▶ Aim
Search the material for the word "Purge" and copy each line that holds it.

>>

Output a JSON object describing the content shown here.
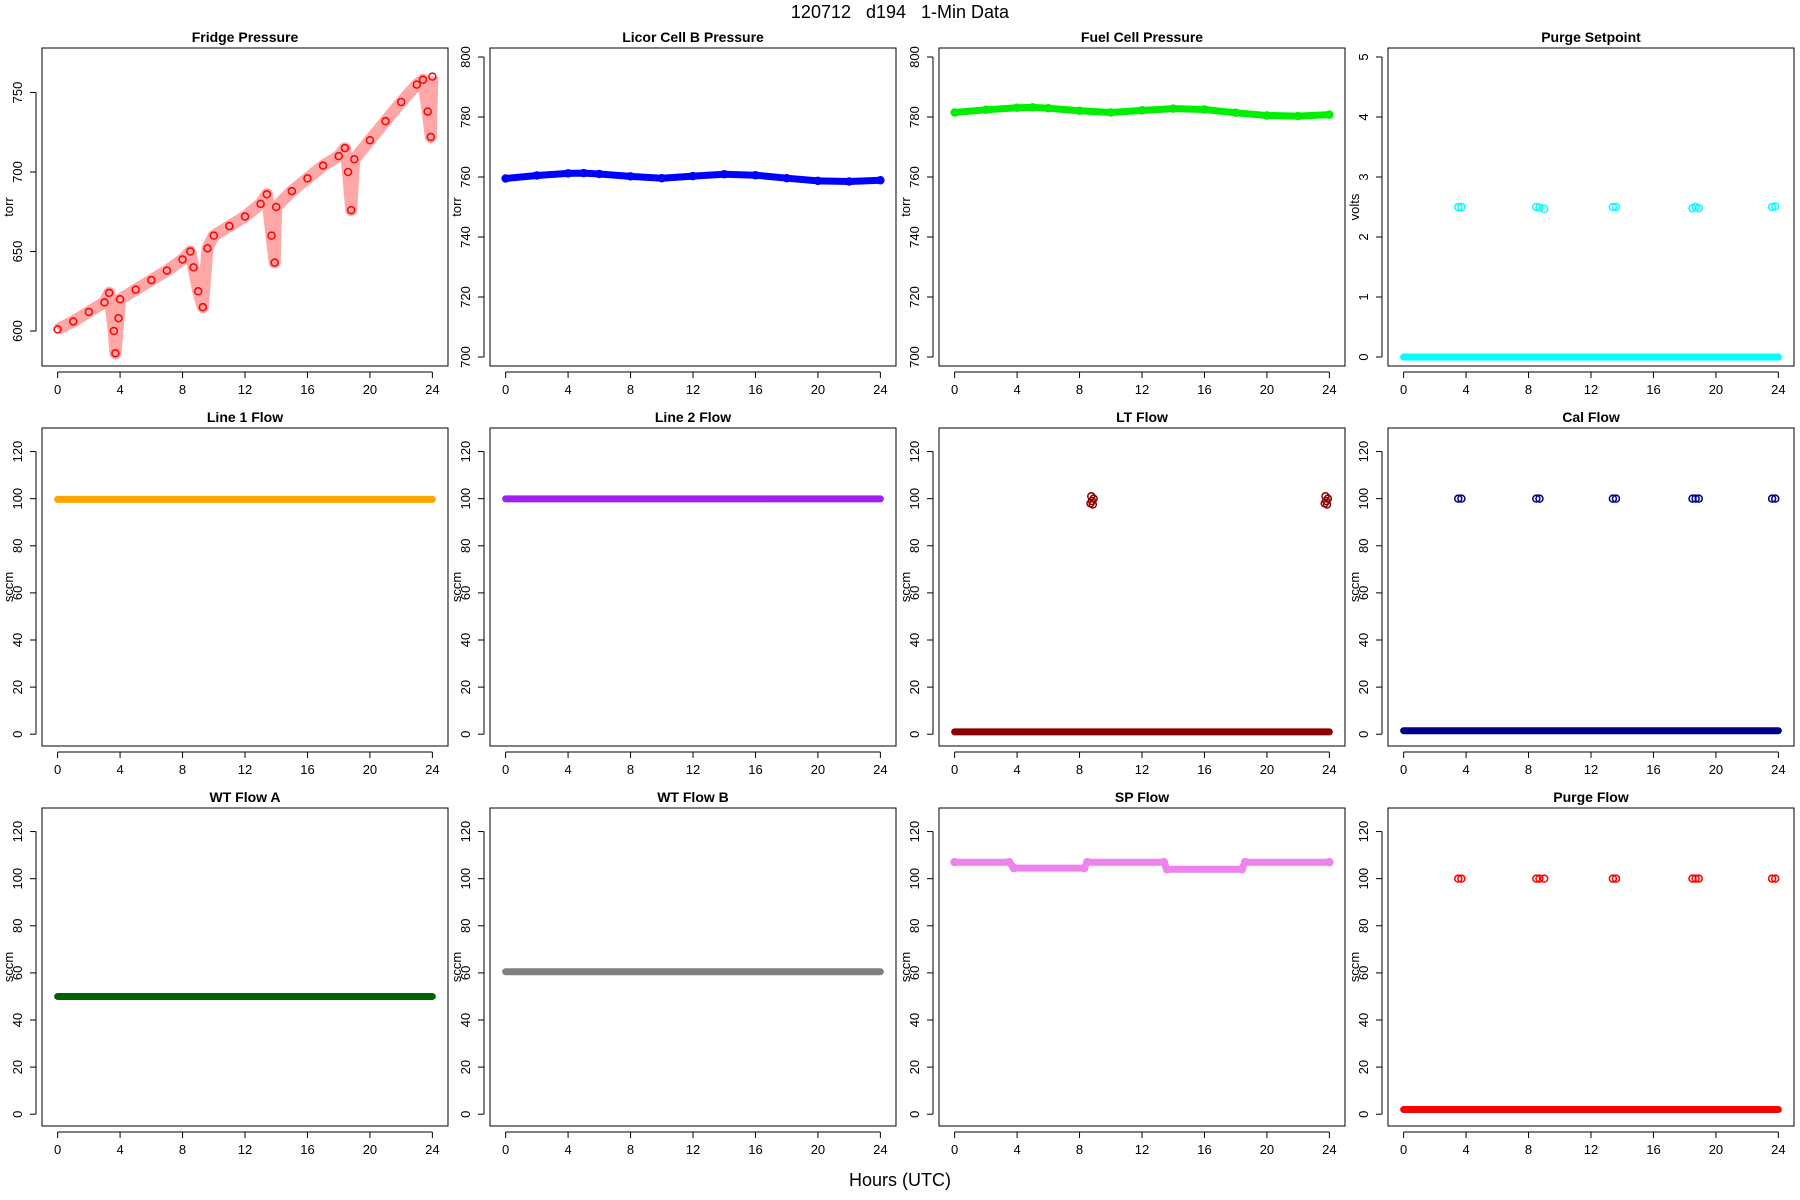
{
  "figure": {
    "title": "120712   d194   1-Min Data",
    "xlabel": "Hours (UTC)"
  },
  "chart_data": [
    {
      "type": "scatter",
      "title": "Fridge Pressure",
      "ylabel": "torr",
      "color": "#ff0000",
      "xlim": [
        -1,
        25
      ],
      "ylim": [
        578,
        778
      ],
      "xticks": [
        0,
        4,
        8,
        12,
        16,
        20,
        24
      ],
      "yticks": [
        600,
        650,
        700,
        750
      ],
      "series": [
        {
          "x": [
            0,
            1,
            2,
            3,
            3.3,
            3.6,
            3.7,
            3.9,
            4,
            5,
            6,
            7,
            8,
            8.5,
            8.7,
            9,
            9.3,
            9.6,
            10,
            11,
            12,
            13,
            13.4,
            13.7,
            13.9,
            14,
            15,
            16,
            17,
            18,
            18.4,
            18.6,
            18.8,
            19,
            20,
            21,
            22,
            23,
            23.4,
            23.7,
            23.9,
            24
          ],
          "y": [
            601,
            606,
            612,
            618,
            624,
            600,
            586,
            608,
            620,
            626,
            632,
            638,
            645,
            650,
            640,
            625,
            615,
            652,
            660,
            666,
            672,
            680,
            686,
            660,
            643,
            678,
            688,
            696,
            704,
            710,
            715,
            700,
            676,
            708,
            720,
            732,
            744,
            755,
            758,
            738,
            722,
            760
          ]
        }
      ]
    },
    {
      "type": "scatter",
      "title": "Licor Cell B Pressure",
      "ylabel": "torr",
      "color": "#0000ff",
      "xlim": [
        -1,
        25
      ],
      "ylim": [
        697,
        803
      ],
      "xticks": [
        0,
        4,
        8,
        12,
        16,
        20,
        24
      ],
      "yticks": [
        700,
        720,
        740,
        760,
        780,
        800
      ],
      "series": [
        {
          "x": [
            0,
            2,
            4,
            5,
            6,
            8,
            10,
            12,
            14,
            16,
            18,
            20,
            22,
            24
          ],
          "y": [
            759.5,
            760.5,
            761.2,
            761.3,
            761,
            760.2,
            759.6,
            760.3,
            760.9,
            760.6,
            759.6,
            758.7,
            758.5,
            758.9
          ]
        }
      ]
    },
    {
      "type": "scatter",
      "title": "Fuel Cell Pressure",
      "ylabel": "torr",
      "color": "#00ee00",
      "xlim": [
        -1,
        25
      ],
      "ylim": [
        697,
        803
      ],
      "xticks": [
        0,
        4,
        8,
        12,
        16,
        20,
        24
      ],
      "yticks": [
        700,
        720,
        740,
        760,
        780,
        800
      ],
      "series": [
        {
          "x": [
            0,
            2,
            4,
            5,
            6,
            8,
            10,
            12,
            14,
            16,
            18,
            20,
            22,
            24
          ],
          "y": [
            781.5,
            782.4,
            783.1,
            783.2,
            782.9,
            782.1,
            781.5,
            782.2,
            782.8,
            782.5,
            781.4,
            780.5,
            780.3,
            780.8
          ]
        }
      ]
    },
    {
      "type": "scatter",
      "title": "Purge Setpoint",
      "ylabel": "volts",
      "color": "#00ffff",
      "xlim": [
        -1,
        25
      ],
      "ylim": [
        -0.15,
        5.15
      ],
      "xticks": [
        0,
        4,
        8,
        12,
        16,
        20,
        24
      ],
      "yticks": [
        0,
        1,
        2,
        3,
        4,
        5
      ],
      "baseline": {
        "x_range": [
          0,
          24
        ],
        "y": 0
      },
      "series": [
        {
          "x": [
            3.5,
            3.7,
            8.5,
            8.7,
            9,
            13.4,
            13.6,
            18.5,
            18.7,
            18.9,
            23.6,
            23.8
          ],
          "y": [
            2.5,
            2.5,
            2.5,
            2.49,
            2.47,
            2.5,
            2.5,
            2.48,
            2.5,
            2.48,
            2.5,
            2.51
          ]
        }
      ]
    },
    {
      "type": "scatter",
      "title": "Line 1 Flow",
      "ylabel": "sccm",
      "color": "#ffa500",
      "xlim": [
        -1,
        25
      ],
      "ylim": [
        -5,
        130
      ],
      "xticks": [
        0,
        4,
        8,
        12,
        16,
        20,
        24
      ],
      "yticks": [
        0,
        20,
        40,
        60,
        80,
        100,
        120
      ],
      "baseline": {
        "x_range": [
          0,
          24
        ],
        "y": 99.7
      },
      "series": []
    },
    {
      "type": "scatter",
      "title": "Line 2 Flow",
      "ylabel": "sccm",
      "color": "#a020f0",
      "xlim": [
        -1,
        25
      ],
      "ylim": [
        -5,
        130
      ],
      "xticks": [
        0,
        4,
        8,
        12,
        16,
        20,
        24
      ],
      "yticks": [
        0,
        20,
        40,
        60,
        80,
        100,
        120
      ],
      "baseline": {
        "x_range": [
          0,
          24
        ],
        "y": 99.9
      },
      "series": []
    },
    {
      "type": "scatter",
      "title": "LT Flow",
      "ylabel": "sccm",
      "color": "#8b0000",
      "xlim": [
        -1,
        25
      ],
      "ylim": [
        -5,
        130
      ],
      "xticks": [
        0,
        4,
        8,
        12,
        16,
        20,
        24
      ],
      "yticks": [
        0,
        20,
        40,
        60,
        80,
        100,
        120
      ],
      "baseline": {
        "x_range": [
          0,
          24
        ],
        "y": 1
      },
      "series": [
        {
          "x": [
            8.7,
            8.8,
            8.9,
            8.75,
            8.85,
            23.7,
            23.8,
            23.9,
            23.75,
            23.85
          ],
          "y": [
            98,
            99,
            100,
            101,
            97.5,
            98,
            99,
            100,
            101,
            97.5
          ]
        }
      ]
    },
    {
      "type": "scatter",
      "title": "Cal Flow",
      "ylabel": "sccm",
      "color": "#00008b",
      "xlim": [
        -1,
        25
      ],
      "ylim": [
        -5,
        130
      ],
      "xticks": [
        0,
        4,
        8,
        12,
        16,
        20,
        24
      ],
      "yticks": [
        0,
        20,
        40,
        60,
        80,
        100,
        120
      ],
      "baseline": {
        "x_range": [
          0,
          24
        ],
        "y": 1.5
      },
      "series": [
        {
          "x": [
            3.5,
            3.7,
            8.5,
            8.7,
            13.4,
            13.6,
            18.5,
            18.7,
            18.9,
            23.6,
            23.8
          ],
          "y": [
            100,
            100,
            100,
            100,
            100,
            100,
            100,
            100,
            100,
            100,
            100
          ]
        }
      ]
    },
    {
      "type": "scatter",
      "title": "WT Flow A",
      "ylabel": "sccm",
      "color": "#006400",
      "xlim": [
        -1,
        25
      ],
      "ylim": [
        -5,
        130
      ],
      "xticks": [
        0,
        4,
        8,
        12,
        16,
        20,
        24
      ],
      "yticks": [
        0,
        20,
        40,
        60,
        80,
        100,
        120
      ],
      "baseline": {
        "x_range": [
          0,
          24
        ],
        "y": 50
      },
      "series": []
    },
    {
      "type": "scatter",
      "title": "WT Flow B",
      "ylabel": "sccm",
      "color": "#808080",
      "xlim": [
        -1,
        25
      ],
      "ylim": [
        -5,
        130
      ],
      "xticks": [
        0,
        4,
        8,
        12,
        16,
        20,
        24
      ],
      "yticks": [
        0,
        20,
        40,
        60,
        80,
        100,
        120
      ],
      "baseline": {
        "x_range": [
          0,
          24
        ],
        "y": 60.5
      },
      "series": []
    },
    {
      "type": "scatter",
      "title": "SP Flow",
      "ylabel": "sccm",
      "color": "#ee82ee",
      "xlim": [
        -1,
        25
      ],
      "ylim": [
        -5,
        130
      ],
      "xticks": [
        0,
        4,
        8,
        12,
        16,
        20,
        24
      ],
      "yticks": [
        0,
        20,
        40,
        60,
        80,
        100,
        120
      ],
      "series": [
        {
          "x": [
            0,
            3.5,
            3.8,
            8.3,
            8.5,
            13.4,
            13.6,
            18.4,
            18.6,
            24
          ],
          "y": [
            107,
            107,
            104.5,
            104.5,
            107,
            107,
            104,
            104,
            107,
            107
          ]
        }
      ]
    },
    {
      "type": "scatter",
      "title": "Purge Flow",
      "ylabel": "sccm",
      "color": "#ff0000",
      "xlim": [
        -1,
        25
      ],
      "ylim": [
        -5,
        130
      ],
      "xticks": [
        0,
        4,
        8,
        12,
        16,
        20,
        24
      ],
      "yticks": [
        0,
        20,
        40,
        60,
        80,
        100,
        120
      ],
      "baseline": {
        "x_range": [
          0,
          24
        ],
        "y": 2
      },
      "series": [
        {
          "x": [
            3.5,
            3.7,
            8.5,
            8.7,
            9,
            13.4,
            13.6,
            18.5,
            18.7,
            18.9,
            23.6,
            23.8
          ],
          "y": [
            100,
            100,
            100,
            100,
            100,
            100,
            100,
            100,
            100,
            100,
            100,
            100
          ]
        }
      ]
    }
  ]
}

<<

▶ Output of the exercise
      "title": "Purge Setpoint",
      "title": "Purge Flow",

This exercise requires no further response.